[START Data shown]
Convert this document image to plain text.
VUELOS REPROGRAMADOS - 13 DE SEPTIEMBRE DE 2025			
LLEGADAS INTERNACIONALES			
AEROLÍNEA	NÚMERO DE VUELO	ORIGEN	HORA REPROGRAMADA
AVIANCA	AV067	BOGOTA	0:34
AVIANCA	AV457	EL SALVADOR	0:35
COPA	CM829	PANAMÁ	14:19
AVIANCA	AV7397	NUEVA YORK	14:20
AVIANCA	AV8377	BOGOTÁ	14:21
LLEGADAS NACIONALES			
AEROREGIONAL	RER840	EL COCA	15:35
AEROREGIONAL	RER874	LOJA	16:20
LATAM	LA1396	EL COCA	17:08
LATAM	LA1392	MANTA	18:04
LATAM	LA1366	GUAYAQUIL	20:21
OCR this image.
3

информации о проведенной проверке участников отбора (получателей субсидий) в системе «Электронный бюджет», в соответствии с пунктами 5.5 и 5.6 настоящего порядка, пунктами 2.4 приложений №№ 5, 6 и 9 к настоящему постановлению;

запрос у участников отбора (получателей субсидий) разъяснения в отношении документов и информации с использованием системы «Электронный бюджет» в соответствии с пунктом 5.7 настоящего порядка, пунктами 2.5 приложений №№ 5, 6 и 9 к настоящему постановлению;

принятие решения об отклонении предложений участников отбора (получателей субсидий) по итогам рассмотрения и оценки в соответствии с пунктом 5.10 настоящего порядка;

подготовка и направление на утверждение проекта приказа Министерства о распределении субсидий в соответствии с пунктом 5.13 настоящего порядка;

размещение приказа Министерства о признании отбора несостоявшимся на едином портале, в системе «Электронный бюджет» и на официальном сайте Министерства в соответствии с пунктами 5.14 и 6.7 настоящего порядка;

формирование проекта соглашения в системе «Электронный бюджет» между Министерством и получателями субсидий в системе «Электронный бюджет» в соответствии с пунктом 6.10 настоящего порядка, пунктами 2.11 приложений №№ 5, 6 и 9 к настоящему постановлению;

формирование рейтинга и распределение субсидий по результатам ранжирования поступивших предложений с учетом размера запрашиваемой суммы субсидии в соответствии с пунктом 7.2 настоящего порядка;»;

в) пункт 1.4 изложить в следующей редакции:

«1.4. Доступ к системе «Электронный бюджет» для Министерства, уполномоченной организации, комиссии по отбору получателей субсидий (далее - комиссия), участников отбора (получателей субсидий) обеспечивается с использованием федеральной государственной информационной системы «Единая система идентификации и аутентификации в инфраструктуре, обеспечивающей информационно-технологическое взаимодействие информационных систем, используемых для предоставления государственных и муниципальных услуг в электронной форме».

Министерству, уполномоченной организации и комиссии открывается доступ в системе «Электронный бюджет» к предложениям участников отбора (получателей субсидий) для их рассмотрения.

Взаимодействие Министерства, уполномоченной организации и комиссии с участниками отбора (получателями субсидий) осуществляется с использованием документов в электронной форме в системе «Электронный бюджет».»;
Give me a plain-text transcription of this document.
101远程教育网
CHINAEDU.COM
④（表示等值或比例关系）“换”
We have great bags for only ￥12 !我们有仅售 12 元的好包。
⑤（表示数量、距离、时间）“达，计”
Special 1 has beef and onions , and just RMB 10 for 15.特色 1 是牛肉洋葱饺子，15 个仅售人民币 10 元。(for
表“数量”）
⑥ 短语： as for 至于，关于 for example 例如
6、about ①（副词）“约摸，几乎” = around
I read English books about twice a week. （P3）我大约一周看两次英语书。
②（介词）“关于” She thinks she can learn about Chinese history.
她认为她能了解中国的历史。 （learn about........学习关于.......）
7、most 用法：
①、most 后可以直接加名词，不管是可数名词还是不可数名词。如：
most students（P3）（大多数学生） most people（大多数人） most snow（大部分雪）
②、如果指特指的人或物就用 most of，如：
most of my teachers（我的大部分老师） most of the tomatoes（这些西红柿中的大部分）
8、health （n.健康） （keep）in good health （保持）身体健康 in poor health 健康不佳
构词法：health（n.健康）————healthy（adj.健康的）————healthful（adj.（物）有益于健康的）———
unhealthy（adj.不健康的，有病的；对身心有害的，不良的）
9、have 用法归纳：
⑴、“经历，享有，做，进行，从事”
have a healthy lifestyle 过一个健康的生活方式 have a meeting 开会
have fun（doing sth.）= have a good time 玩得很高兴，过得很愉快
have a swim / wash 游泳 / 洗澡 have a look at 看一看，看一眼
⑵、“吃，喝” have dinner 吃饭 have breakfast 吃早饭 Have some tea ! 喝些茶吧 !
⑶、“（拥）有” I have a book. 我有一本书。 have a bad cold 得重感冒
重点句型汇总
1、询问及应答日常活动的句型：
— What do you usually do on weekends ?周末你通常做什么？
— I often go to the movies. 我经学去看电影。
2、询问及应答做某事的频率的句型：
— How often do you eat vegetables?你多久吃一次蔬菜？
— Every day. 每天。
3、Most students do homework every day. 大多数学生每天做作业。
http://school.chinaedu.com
[END Data shown]
Your task: Every entry must be quoted exactly as it appears above.

Result of this task:
Convert this document image to plain text.
VUELOS REPROGRAMADOS - 13 DE SEPTIEMBRE DE 2025			
LLEGADAS INTERNACIONALES			
AEROLÍNEA	NÚMERO DE VUELO	ORIGEN	HORA REPROGRAMADA
AVIANCA	AV067	BOGOTA	0:34
AVIANCA	AV457	EL SALVADOR	0:35
COPA	CM829	PANAMÁ	14:19
AVIANCA	AV7397	NUEVA YORK	14:20
AVIANCA	AV8377	BOGOTÁ	14:21
LLEGADAS NACIONALES			
AEROREGIONAL	RER840	EL COCA	15:35
AEROREGIONAL	RER874	LOJA	16:20
LATAM	LA1396	EL COCA	17:08
LATAM	LA1392	MANTA	18:04
LATAM	LA1366	GUAYAQUIL	20:21
OCR this image.
3

информации о проведенной проверке участников отбора (получателей субсидий) в системе «Электронный бюджет», в соответствии с пунктами 5.5 и 5.6 настоящего порядка, пунктами 2.4 приложений №№ 5, 6 и 9 к настоящему постановлению;

запрос у участников отбора (получателей субсидий) разъяснения в отношении документов и информации с использованием системы «Электронный бюджет» в соответствии с пунктом 5.7 настоящего порядка, пунктами 2.5 приложений №№ 5, 6 и 9 к настоящему постановлению;

принятие решения об отклонении предложений участников отбора (получателей субсидий) по итогам рассмотрения и оценки в соответствии с пунктом 5.10 настоящего порядка;

подготовка и направление на утверждение проекта приказа Министерства о распределении субсидий в соответствии с пунктом 5.13 настоящего порядка;

размещение приказа Министерства о признании отбора несостоявшимся на едином портале, в системе «Электронный бюджет» и на официальном сайте Министерства в соответствии с пунктами 5.14 и 6.7 настоящего порядка;

формирование проекта соглашения в системе «Электронный бюджет» между Министерством и получателями субсидий в системе «Электронный бюджет» в соответствии с пунктом 6.10 настоящего порядка, пунктами 2.11 приложений №№ 5, 6 и 9 к настоящему постановлению;

формирование рейтинга и распределение субсидий по результатам ранжирования поступивших предложений с учетом размера запрашиваемой суммы субсидии в соответствии с пунктом 7.2 настоящего порядка;»;

в) пункт 1.4 изложить в следующей редакции:

«1.4. Доступ к системе «Электронный бюджет» для Министерства, уполномоченной организации, комиссии по отбору получателей субсидий (далее - комиссия), участников отбора (получателей субсидий) обеспечивается с использованием федеральной государственной информационной системы «Единая система идентификации и аутентификации в инфраструктуре, обеспечивающей информационно-технологическое взаимодействие информационных систем, используемых для предоставления государственных и муниципальных услуг в электронной форме».

Министерству, уполномоченной организации и комиссии открывается доступ в системе «Электронный бюджет» к предложениям участников отбора (получателей субсидий) для их рассмотрения.

Взаимодействие Министерства, уполномоченной организации и комиссии с участниками отбора (получателями субсидий) осуществляется с использованием документов в электронной форме в системе «Электронный бюджет».»;
Give me a plain-text transcription of this document.
101远程教育网
CHINAEDU.COM
④（表示等值或比例关系）“换”
We have great bags for only ￥12 !我们有仅售 12 元的好包。
⑤（表示数量、距离、时间）“达，计”
Special 1 has beef and onions , and just RMB 10 for 15.特色 1 是牛肉洋葱饺子，15 个仅售人民币 10 元。(for
表“数量”）
⑥ 短语： as for 至于，关于 for example 例如
6、about ①（副词）“约摸，几乎” = around
I read English books about twice a week. （P3）我大约一周看两次英语书。
②（介词）“关于” She thinks she can learn about Chinese history.
她认为她能了解中国的历史。 （learn about........学习关于.......）
7、most 用法：
①、most 后可以直接加名词，不管是可数名词还是不可数名词。如：
most students（P3）（大多数学生） most people（大多数人） most snow（大部分雪）
②、如果指特指的人或物就用 most of，如：
most of my teachers（我的大部分老师） most of the tomatoes（这些西红柿中的大部分）
8、health （n.健康） （keep）in good health （保持）身体健康 in poor health 健康不佳
构词法：health（n.健康）————healthy（adj.健康的）————healthful（adj.（物）有益于健康的）———
unhealthy（adj.不健康的，有病的；对身心有害的，不良的）
9、have 用法归纳：
⑴、“经历，享有，做，进行，从事”
have a healthy lifestyle 过一个健康的生活方式 have a meeting 开会
have fun（doing sth.）= have a good time 玩得很高兴，过得很愉快
have a swim / wash 游泳 / 洗澡 have a look at 看一看，看一眼
⑵、“吃，喝” have dinner 吃饭 have breakfast 吃早饭 Have some tea ! 喝些茶吧 !
⑶、“（拥）有” I have a book. 我有一本书。 have a bad cold 得重感冒
重点句型汇总
1、询问及应答日常活动的句型：
— What do you usually do on weekends ?周末你通常做什么？
— I often go to the movies. 我经学去看电影。
2、询问及应答做某事的频率的句型：
— How often do you eat vegetables?你多久吃一次蔬菜？
— Every day. 每天。
3、Most students do homework every day. 大多数学生每天做作业。
http://school.chinaedu.com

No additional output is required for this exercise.